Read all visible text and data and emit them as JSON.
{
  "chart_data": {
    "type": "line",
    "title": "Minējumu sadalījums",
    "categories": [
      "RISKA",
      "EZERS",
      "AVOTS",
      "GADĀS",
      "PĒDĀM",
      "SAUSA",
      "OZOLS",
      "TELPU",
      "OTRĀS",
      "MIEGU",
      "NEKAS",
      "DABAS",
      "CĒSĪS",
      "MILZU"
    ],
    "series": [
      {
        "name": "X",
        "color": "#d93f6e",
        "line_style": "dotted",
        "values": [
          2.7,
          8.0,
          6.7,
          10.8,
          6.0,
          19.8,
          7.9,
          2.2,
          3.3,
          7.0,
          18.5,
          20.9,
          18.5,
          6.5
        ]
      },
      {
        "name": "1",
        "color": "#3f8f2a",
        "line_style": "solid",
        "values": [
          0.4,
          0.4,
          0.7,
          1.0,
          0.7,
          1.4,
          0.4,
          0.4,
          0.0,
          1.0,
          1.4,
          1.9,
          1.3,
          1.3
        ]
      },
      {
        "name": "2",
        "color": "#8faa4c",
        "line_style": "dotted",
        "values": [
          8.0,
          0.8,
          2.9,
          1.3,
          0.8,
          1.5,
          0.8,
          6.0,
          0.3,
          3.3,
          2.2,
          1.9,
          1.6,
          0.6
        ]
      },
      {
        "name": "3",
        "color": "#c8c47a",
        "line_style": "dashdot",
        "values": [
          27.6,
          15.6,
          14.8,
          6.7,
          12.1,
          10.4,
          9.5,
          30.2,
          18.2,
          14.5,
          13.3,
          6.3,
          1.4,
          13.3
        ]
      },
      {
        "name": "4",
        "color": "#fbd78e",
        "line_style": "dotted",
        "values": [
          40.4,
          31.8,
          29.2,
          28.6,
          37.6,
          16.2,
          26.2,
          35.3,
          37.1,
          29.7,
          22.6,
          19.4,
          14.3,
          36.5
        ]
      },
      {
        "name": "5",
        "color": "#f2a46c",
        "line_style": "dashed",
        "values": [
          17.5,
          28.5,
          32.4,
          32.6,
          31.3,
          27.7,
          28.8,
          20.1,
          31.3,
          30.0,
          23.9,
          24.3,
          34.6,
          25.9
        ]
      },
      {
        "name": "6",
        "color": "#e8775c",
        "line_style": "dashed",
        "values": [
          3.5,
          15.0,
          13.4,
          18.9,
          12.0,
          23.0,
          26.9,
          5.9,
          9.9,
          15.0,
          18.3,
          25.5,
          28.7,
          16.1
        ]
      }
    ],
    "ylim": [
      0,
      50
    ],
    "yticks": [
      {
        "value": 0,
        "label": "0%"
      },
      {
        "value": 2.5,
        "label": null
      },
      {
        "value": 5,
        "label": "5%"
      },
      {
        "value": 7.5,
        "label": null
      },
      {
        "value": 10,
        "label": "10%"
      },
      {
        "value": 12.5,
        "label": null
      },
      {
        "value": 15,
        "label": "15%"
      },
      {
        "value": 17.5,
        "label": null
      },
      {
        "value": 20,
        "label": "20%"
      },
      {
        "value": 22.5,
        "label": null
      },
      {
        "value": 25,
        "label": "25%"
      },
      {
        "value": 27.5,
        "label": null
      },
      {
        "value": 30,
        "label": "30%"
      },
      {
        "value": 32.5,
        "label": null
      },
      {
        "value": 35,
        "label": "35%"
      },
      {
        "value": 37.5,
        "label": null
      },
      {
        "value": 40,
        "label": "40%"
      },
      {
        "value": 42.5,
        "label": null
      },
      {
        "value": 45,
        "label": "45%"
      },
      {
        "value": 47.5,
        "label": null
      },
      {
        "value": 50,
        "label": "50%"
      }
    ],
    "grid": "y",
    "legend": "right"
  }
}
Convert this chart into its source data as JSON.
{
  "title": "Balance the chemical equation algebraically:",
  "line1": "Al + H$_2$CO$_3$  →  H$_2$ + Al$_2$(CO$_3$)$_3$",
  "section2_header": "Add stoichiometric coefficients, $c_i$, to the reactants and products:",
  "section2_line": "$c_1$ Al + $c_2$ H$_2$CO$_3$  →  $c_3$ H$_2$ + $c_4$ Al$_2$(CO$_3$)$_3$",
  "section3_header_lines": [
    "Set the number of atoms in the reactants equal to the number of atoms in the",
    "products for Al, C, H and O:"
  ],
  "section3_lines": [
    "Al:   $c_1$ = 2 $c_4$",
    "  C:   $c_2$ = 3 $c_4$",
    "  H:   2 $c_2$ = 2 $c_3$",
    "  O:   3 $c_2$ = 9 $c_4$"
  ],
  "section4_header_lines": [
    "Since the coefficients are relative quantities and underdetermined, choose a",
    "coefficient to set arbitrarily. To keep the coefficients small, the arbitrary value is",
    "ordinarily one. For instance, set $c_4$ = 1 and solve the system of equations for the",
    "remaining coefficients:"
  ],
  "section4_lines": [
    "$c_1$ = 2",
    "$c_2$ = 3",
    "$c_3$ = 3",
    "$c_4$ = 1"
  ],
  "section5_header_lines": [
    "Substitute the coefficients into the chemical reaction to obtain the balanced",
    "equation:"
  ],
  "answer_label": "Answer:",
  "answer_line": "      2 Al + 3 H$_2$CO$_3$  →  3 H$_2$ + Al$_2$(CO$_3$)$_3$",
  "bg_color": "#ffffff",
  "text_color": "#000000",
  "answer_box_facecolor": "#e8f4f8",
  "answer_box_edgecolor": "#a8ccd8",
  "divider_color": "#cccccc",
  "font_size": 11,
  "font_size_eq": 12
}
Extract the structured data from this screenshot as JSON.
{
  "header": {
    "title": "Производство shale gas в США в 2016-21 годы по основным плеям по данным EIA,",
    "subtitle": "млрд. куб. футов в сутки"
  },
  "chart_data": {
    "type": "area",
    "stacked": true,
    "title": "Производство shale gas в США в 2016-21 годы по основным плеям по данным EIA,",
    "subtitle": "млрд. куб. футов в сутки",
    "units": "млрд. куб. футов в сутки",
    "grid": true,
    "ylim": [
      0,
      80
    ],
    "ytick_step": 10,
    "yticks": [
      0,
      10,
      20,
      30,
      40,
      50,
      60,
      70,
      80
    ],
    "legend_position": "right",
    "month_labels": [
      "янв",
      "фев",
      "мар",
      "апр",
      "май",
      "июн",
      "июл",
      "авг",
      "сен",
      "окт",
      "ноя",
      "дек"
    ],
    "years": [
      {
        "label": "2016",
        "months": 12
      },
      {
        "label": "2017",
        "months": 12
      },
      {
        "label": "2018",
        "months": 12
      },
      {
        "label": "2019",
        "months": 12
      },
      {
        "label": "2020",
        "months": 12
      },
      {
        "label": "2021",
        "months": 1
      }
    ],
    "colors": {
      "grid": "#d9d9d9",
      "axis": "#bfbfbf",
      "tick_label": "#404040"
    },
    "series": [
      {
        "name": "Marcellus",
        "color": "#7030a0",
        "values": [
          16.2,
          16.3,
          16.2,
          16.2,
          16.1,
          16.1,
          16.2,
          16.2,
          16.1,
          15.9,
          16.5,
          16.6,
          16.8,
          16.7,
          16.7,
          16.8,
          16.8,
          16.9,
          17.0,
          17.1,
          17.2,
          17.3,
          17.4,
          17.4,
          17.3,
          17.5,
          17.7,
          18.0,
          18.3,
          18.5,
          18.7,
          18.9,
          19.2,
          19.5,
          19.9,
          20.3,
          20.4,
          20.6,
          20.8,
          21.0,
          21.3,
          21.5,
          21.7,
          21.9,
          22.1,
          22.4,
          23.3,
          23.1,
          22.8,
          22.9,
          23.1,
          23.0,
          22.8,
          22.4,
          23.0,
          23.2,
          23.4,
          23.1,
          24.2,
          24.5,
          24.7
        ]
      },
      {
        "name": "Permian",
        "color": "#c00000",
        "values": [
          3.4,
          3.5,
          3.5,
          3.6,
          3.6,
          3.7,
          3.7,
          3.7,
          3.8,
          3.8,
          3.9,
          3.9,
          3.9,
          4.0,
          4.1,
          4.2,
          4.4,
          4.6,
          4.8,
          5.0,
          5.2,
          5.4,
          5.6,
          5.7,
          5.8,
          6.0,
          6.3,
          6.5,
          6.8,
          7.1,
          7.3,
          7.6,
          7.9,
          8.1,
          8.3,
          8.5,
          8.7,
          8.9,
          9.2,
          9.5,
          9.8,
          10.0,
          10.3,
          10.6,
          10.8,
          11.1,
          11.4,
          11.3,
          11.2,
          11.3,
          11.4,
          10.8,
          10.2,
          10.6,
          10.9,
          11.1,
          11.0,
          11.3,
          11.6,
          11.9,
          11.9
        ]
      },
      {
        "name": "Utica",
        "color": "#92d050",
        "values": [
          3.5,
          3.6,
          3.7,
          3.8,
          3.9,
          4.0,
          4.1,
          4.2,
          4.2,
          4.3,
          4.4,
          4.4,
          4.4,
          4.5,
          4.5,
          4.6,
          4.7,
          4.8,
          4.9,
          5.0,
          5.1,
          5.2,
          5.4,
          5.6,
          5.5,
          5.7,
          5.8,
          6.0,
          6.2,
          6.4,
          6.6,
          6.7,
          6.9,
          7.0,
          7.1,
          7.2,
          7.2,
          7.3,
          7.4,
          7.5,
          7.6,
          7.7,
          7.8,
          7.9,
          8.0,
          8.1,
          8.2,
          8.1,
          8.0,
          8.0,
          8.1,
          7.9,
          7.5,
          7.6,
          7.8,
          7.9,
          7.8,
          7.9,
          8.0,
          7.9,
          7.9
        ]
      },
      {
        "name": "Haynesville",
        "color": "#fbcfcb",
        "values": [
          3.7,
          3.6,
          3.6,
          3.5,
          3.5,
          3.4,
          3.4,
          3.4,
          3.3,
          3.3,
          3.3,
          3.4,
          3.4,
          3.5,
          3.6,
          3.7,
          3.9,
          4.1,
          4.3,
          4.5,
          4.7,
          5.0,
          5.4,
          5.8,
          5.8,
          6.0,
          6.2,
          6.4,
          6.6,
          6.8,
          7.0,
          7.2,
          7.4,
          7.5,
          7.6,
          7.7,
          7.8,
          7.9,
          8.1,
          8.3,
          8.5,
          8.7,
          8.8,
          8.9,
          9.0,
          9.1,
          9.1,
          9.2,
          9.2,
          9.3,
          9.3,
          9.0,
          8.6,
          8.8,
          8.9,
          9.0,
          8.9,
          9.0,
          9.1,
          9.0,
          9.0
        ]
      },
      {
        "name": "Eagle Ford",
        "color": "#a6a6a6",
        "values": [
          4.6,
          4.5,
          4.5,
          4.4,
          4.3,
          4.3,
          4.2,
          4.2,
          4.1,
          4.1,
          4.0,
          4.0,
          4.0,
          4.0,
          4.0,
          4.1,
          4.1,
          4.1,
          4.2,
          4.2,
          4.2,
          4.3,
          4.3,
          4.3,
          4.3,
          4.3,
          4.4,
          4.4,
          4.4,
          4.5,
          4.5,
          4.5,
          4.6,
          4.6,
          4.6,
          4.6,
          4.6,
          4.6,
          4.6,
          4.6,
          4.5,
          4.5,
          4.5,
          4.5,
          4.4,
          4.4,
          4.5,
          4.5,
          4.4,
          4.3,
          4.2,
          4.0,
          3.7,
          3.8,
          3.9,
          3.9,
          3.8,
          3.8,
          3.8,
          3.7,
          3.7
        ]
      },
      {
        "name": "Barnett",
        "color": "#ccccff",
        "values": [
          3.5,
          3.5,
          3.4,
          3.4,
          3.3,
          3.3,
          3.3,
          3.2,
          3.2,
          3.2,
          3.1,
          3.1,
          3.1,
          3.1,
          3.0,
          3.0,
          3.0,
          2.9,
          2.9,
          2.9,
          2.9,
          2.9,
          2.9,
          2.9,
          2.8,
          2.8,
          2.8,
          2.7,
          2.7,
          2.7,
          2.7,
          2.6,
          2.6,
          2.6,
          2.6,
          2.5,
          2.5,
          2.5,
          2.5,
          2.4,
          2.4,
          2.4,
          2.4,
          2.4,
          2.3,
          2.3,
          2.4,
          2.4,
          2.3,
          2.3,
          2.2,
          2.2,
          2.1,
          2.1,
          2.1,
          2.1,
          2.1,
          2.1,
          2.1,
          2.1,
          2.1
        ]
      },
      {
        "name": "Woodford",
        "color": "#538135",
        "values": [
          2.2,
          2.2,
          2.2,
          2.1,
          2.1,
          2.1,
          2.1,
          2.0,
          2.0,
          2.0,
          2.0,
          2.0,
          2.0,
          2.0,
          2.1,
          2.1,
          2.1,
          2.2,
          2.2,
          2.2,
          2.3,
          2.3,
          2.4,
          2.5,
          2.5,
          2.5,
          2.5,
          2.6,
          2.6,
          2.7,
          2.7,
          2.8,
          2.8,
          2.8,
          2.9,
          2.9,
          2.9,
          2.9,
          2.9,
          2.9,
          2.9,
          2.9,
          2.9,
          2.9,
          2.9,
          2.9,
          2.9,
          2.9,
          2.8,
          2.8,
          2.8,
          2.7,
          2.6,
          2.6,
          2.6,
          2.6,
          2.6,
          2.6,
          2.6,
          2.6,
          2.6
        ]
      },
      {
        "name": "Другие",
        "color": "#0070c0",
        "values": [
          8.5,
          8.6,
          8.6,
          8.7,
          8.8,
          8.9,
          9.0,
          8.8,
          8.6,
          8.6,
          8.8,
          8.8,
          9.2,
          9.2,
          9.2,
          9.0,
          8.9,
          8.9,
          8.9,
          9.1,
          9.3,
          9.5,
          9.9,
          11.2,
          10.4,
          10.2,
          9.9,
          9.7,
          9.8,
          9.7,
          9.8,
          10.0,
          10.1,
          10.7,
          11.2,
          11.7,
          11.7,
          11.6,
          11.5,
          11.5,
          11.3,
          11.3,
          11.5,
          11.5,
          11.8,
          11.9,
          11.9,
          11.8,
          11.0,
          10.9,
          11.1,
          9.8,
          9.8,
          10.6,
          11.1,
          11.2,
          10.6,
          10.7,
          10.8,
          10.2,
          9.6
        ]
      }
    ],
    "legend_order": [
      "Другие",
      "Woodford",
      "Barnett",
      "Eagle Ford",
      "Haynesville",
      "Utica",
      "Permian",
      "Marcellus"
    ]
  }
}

GIVEN PROBLEM:
Pull every line containing "into" from the material above.

RESULT OF THIS EXERCISE:
Convert this chart into its source data as JSON.
    "Substitute the coefficients into the chemical reaction to obtain the balanced",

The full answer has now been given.